Repeat the material below exactly, with no pictures.

---------- Input material ----------

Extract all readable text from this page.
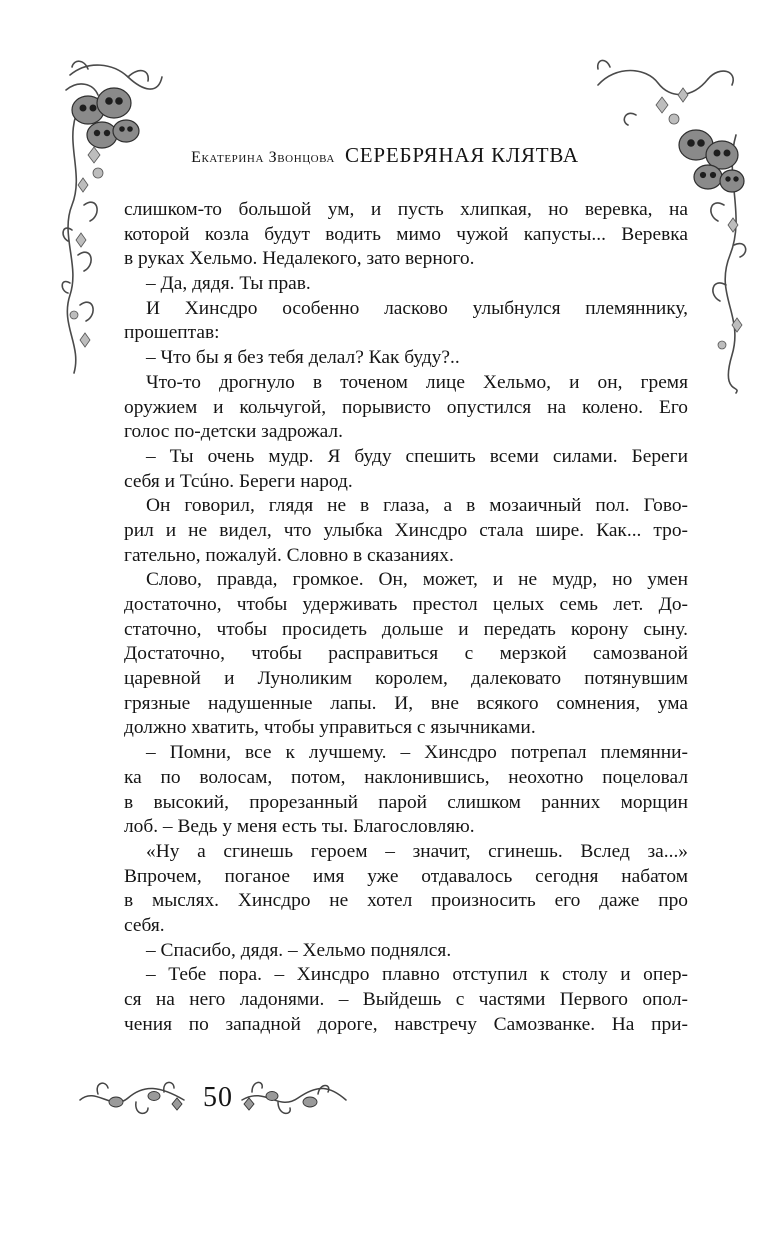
Екатерина Звонцова СЕРЕБРЯНАЯ КЛЯТВА
слишком-то большой ум, и пусть хлипкая, но веревка, на
которой козла будут водить мимо чужой капусты... Веревка
в руках Хельмо. Недалекого, зато верного.
– Да, дядя. Ты прав.
И Хинсдро особенно ласково улыбнулся племяннику,
прошептав:
– Что бы я без тебя делал? Как буду?..
Что-то дрогнуло в точеном лице Хельмо, и он, гремя
оружием и кольчугой, порывисто опустился на колено. Его
голос по-детски задрожал.
– Ты очень мудр. Я буду спешить всеми силами. Береги
себя и Тсúно. Береги народ.
Он говорил, глядя не в глаза, а в мозаичный пол. Гово-
рил и не видел, что улыбка Хинсдро стала шире. Как... тро-
гательно, пожалуй. Словно в сказаниях.
Слово, правда, громкое. Он, может, и не мудр, но умен
достаточно, чтобы удерживать престол целых семь лет. До-
статочно, чтобы просидеть дольше и передать корону сыну.
Достаточно, чтобы расправиться с мерзкой самозваной
царевной и Луноликим королем, далековато потянувшим
грязные надушенные лапы. И, вне всякого сомнения, ума
должно хватить, чтобы управиться с язычниками.
– Помни, все к лучшему. – Хинсдро потрепал племянни-
ка по волосам, потом, наклонившись, неохотно поцеловал
в высокий, прорезанный парой слишком ранних морщин
лоб. – Ведь у меня есть ты. Благословляю.
«Ну а сгинешь героем – значит, сгинешь. Вслед за...»
Впрочем, поганое имя уже отдавалось сегодня набатом
в мыслях. Хинсдро не хотел произносить его даже про
себя.
– Спасибо, дядя. – Хельмо поднялся.
– Тебе пора. – Хинсдро плавно отступил к столу и опер-
ся на него ладонями. – Выйдешь с частями Первого опол-
чения по западной дороге, навстречу Самозванке. На при-
50
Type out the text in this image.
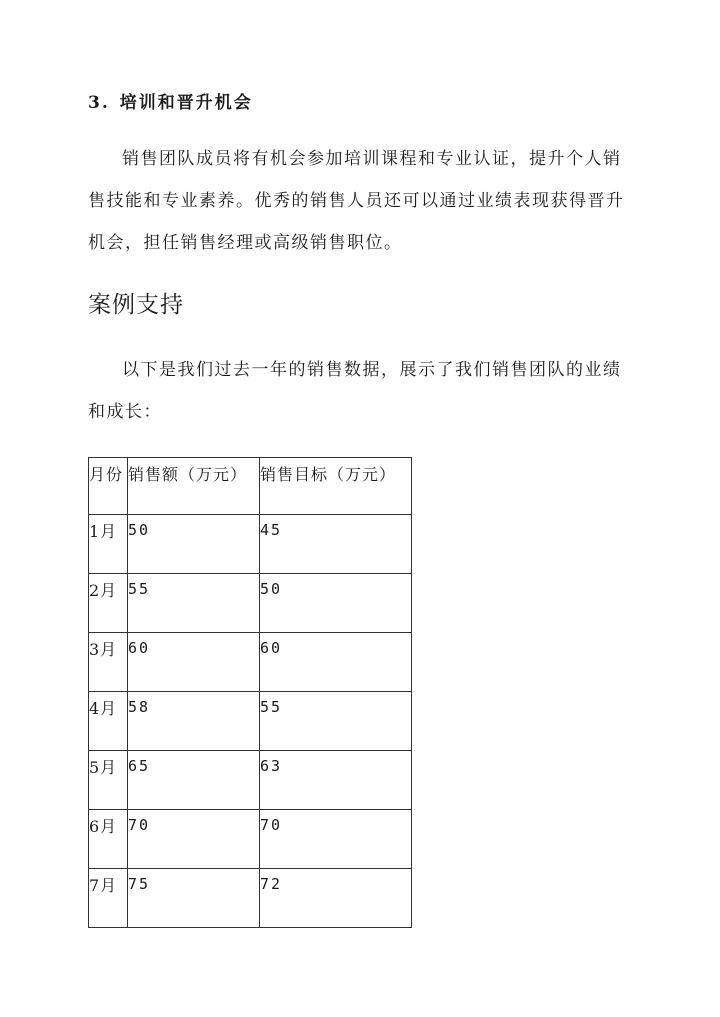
3. 培训和晋升机会

销售团队成员将有机会参加培训课程和专业认证，提升个人销售技能和专业素养。优秀的销售人员还可以通过业绩表现获得晋升机会，担任销售经理或高级销售职位。

案例支持

以下是我们过去一年的销售数据，展示了我们销售团队的业绩和成长：

月份	销售额（万元）	销售目标（万元）
1月	50	45
2月	55	50
3月	60	60
4月	58	55
5月	65	63
6月	70	70
7月	75	72
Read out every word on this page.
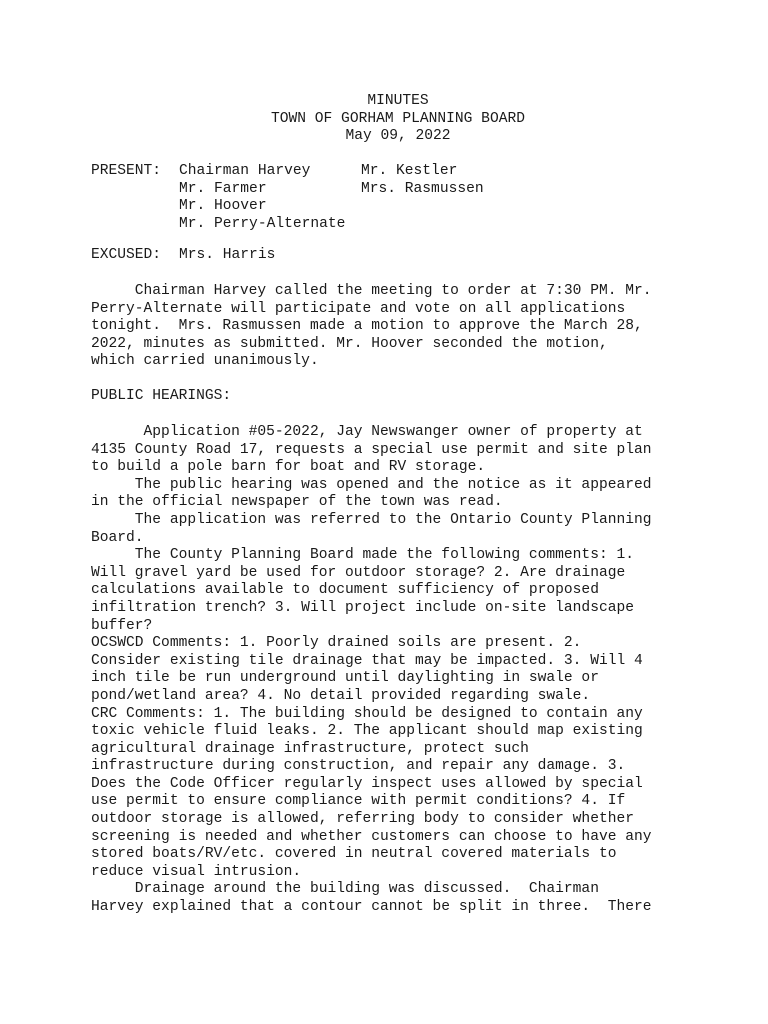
MINUTES
TOWN OF GORHAM PLANNING BOARD
May 09, 2022
PRESENT: Chairman Harvey	Mr. Kestler
Mr. Farmer	Mrs. Rasmussen
Mr. Hoover
Mr. Perry-Alternate
EXCUSED: Mrs. Harris
Chairman Harvey called the meeting to order at 7:30 PM. Mr.
Perry-Alternate will participate and vote on all applications
tonight.  Mrs. Rasmussen made a motion to approve the March 28,
2022, minutes as submitted. Mr. Hoover seconded the motion,
which carried unanimously.
PUBLIC HEARINGS:
Application #05-2022, Jay Newswanger owner of property at
4135 County Road 17, requests a special use permit and site plan
to build a pole barn for boat and RV storage.
The public hearing was opened and the notice as it appeared
in the official newspaper of the town was read.
The application was referred to the Ontario County Planning
Board.
The County Planning Board made the following comments: 1.
Will gravel yard be used for outdoor storage? 2. Are drainage
calculations available to document sufficiency of proposed
infiltration trench? 3. Will project include on-site landscape
buffer?
OCSWCD Comments: 1. Poorly drained soils are present. 2.
Consider existing tile drainage that may be impacted. 3. Will 4
inch tile be run underground until daylighting in swale or
pond/wetland area? 4. No detail provided regarding swale.
CRC Comments: 1. The building should be designed to contain any
toxic vehicle fluid leaks. 2. The applicant should map existing
agricultural drainage infrastructure, protect such
infrastructure during construction, and repair any damage. 3.
Does the Code Officer regularly inspect uses allowed by special
use permit to ensure compliance with permit conditions? 4. If
outdoor storage is allowed, referring body to consider whether
screening is needed and whether customers can choose to have any
stored boats/RV/etc. covered in neutral covered materials to
reduce visual intrusion.
Drainage around the building was discussed.  Chairman
Harvey explained that a contour cannot be split in three.  There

----------

* [Finished exercise]
Extract all readable text from this page.
Екатерина Звонцова СЕРЕБРЯНАЯ КЛЯТВА
слишком-то большой ум, и пусть хлипкая, но веревка, на
которой козла будут водить мимо чужой капусты... Веревка
в руках Хельмо. Недалекого, зато верного.
– Да, дядя. Ты прав.
И Хинсдро особенно ласково улыбнулся племяннику,
прошептав:
– Что бы я без тебя делал? Как буду?..
Что-то дрогнуло в точеном лице Хельмо, и он, гремя
оружием и кольчугой, порывисто опустился на колено. Его
голос по-детски задрожал.
– Ты очень мудр. Я буду спешить всеми силами. Береги
себя и Тсúно. Береги народ.
Он говорил, глядя не в глаза, а в мозаичный пол. Гово-
рил и не видел, что улыбка Хинсдро стала шире. Как... тро-
гательно, пожалуй. Словно в сказаниях.
Слово, правда, громкое. Он, может, и не мудр, но умен
достаточно, чтобы удерживать престол целых семь лет. До-
статочно, чтобы просидеть дольше и передать корону сыну.
Достаточно, чтобы расправиться с мерзкой самозваной
царевной и Луноликим королем, далековато потянувшим
грязные надушенные лапы. И, вне всякого сомнения, ума
должно хватить, чтобы управиться с язычниками.
– Помни, все к лучшему. – Хинсдро потрепал племянни-
ка по волосам, потом, наклонившись, неохотно поцеловал
в высокий, прорезанный парой слишком ранних морщин
лоб. – Ведь у меня есть ты. Благословляю.
«Ну а сгинешь героем – значит, сгинешь. Вслед за...»
Впрочем, поганое имя уже отдавалось сегодня набатом
в мыслях. Хинсдро не хотел произносить его даже про
себя.
– Спасибо, дядя. – Хельмо поднялся.
– Тебе пора. – Хинсдро плавно отступил к столу и опер-
ся на него ладонями. – Выйдешь с частями Первого опол-
чения по западной дороге, навстречу Самозванке. На при-
50
Type out the text in this image.
3. 培训和晋升机会

销售团队成员将有机会参加培训课程和专业认证，提升个人销售技能和专业素养。优秀的销售人员还可以通过业绩表现获得晋升机会，担任销售经理或高级销售职位。

案例支持

以下是我们过去一年的销售数据，展示了我们销售团队的业绩和成长：

月份	销售额（万元）	销售目标（万元）
1月	50	45
2月	55	50
3月	60	60
4月	58	55
5月	65	63
6月	70	70
7月	75	72
Read out every word on this page.
MINUTES
TOWN OF GORHAM PLANNING BOARD
May 09, 2022
PRESENT: Chairman Harvey	Mr. Kestler
Mr. Farmer	Mrs. Rasmussen
Mr. Hoover
Mr. Perry-Alternate
EXCUSED: Mrs. Harris
Chairman Harvey called the meeting to order at 7:30 PM. Mr.
Perry-Alternate will participate and vote on all applications
tonight.  Mrs. Rasmussen made a motion to approve the March 28,
2022, minutes as submitted. Mr. Hoover seconded the motion,
which carried unanimously.
PUBLIC HEARINGS:
Application #05-2022, Jay Newswanger owner of property at
4135 County Road 17, requests a special use permit and site plan
to build a pole barn for boat and RV storage.
The public hearing was opened and the notice as it appeared
in the official newspaper of the town was read.
The application was referred to the Ontario County Planning
Board.
The County Planning Board made the following comments: 1.
Will gravel yard be used for outdoor storage? 2. Are drainage
calculations available to document sufficiency of proposed
infiltration trench? 3. Will project include on-site landscape
buffer?
OCSWCD Comments: 1. Poorly drained soils are present. 2.
Consider existing tile drainage that may be impacted. 3. Will 4
inch tile be run underground until daylighting in swale or
pond/wetland area? 4. No detail provided regarding swale.
CRC Comments: 1. The building should be designed to contain any
toxic vehicle fluid leaks. 2. The applicant should map existing
agricultural drainage infrastructure, protect such
infrastructure during construction, and repair any damage. 3.
Does the Code Officer regularly inspect uses allowed by special
use permit to ensure compliance with permit conditions? 4. If
outdoor storage is allowed, referring body to consider whether
screening is needed and whether customers can choose to have any
stored boats/RV/etc. covered in neutral covered materials to
reduce visual intrusion.
Drainage around the building was discussed.  Chairman
Harvey explained that a contour cannot be split in three.  There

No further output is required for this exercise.